▸ **Task goal**
Write out all of the data without omission, exactly as shown.

▸ **Task material**
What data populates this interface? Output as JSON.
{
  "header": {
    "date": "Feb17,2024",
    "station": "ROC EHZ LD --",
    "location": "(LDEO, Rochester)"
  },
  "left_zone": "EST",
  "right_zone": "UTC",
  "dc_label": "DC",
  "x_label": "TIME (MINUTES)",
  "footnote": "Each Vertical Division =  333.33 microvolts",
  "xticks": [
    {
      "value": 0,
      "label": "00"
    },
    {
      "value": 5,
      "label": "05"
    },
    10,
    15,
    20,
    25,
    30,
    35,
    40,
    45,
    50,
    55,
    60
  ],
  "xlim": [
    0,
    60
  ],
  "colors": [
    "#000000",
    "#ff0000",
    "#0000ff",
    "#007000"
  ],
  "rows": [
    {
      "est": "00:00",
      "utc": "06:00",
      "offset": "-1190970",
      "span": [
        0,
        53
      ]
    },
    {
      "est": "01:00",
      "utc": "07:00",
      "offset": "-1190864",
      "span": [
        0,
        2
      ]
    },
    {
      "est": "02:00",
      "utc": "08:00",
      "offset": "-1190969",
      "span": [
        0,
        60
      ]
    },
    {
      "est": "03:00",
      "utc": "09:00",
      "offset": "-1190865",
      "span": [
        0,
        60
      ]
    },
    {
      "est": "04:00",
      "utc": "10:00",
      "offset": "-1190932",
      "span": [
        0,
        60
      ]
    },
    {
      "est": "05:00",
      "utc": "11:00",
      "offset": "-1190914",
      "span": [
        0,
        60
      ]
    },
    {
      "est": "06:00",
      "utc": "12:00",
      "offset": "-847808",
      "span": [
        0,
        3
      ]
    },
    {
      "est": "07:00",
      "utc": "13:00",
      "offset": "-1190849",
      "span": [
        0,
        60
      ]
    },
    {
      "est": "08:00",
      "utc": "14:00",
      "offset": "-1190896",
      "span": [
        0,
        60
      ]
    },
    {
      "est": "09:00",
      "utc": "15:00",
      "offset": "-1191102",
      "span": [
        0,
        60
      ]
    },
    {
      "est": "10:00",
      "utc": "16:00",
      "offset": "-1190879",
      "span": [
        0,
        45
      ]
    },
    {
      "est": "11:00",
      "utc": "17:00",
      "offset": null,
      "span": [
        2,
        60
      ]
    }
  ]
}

▸ **Full solution**
What data populates this interface? Output as JSON.
{
  "header": {
    "date": "Feb17,2024",
    "station": "ROC EHZ LD --",
    "location": "(LDEO, Rochester)"
  },
  "left_zone": "EST",
  "right_zone": "UTC",
  "dc_label": "DC",
  "x_label": "TIME (MINUTES)",
  "footnote": "Each Vertical Division =  333.33 microvolts",
  "xticks": [
    {
      "value": 0,
      "label": "00"
    },
    {
      "value": 5,
      "label": "05"
    },
    10,
    15,
    20,
    25,
    30,
    35,
    40,
    45,
    50,
    55,
    60
  ],
  "xlim": [
    0,
    60
  ],
  "colors": [
    "#000000",
    "#ff0000",
    "#0000ff",
    "#007000"
  ],
  "rows": [
    {
      "est": "00:00",
      "utc": "06:00",
      "offset": "-1190970",
      "span": [
        0,
        53
      ]
    },
    {
      "est": "01:00",
      "utc": "07:00",
      "offset": "-1190864",
      "span": [
        0,
        2
      ]
    },
    {
      "est": "02:00",
      "utc": "08:00",
      "offset": "-1190969",
      "span": [
        0,
        60
      ]
    },
    {
      "est": "03:00",
      "utc": "09:00",
      "offset": "-1190865",
      "span": [
        0,
        60
      ]
    },
    {
      "est": "04:00",
      "utc": "10:00",
      "offset": "-1190932",
      "span": [
        0,
        60
      ]
    },
    {
      "est": "05:00",
      "utc": "11:00",
      "offset": "-1190914",
      "span": [
        0,
        60
      ]
    },
    {
      "est": "06:00",
      "utc": "12:00",
      "offset": "-847808",
      "span": [
        0,
        3
      ]
    },
    {
      "est": "07:00",
      "utc": "13:00",
      "offset": "-1190849",
      "span": [
        0,
        60
      ]
    },
    {
      "est": "08:00",
      "utc": "14:00",
      "offset": "-1190896",
      "span": [
        0,
        60
      ]
    },
    {
      "est": "09:00",
      "utc": "15:00",
      "offset": "-1191102",
      "span": [
        0,
        60
      ]
    },
    {
      "est": "10:00",
      "utc": "16:00",
      "offset": "-1190879",
      "span": [
        0,
        45
      ]
    },
    {
      "est": "11:00",
      "utc": "17:00",
      "offset": null,
      "span": [
        2,
        60
      ]
    }
  ]
}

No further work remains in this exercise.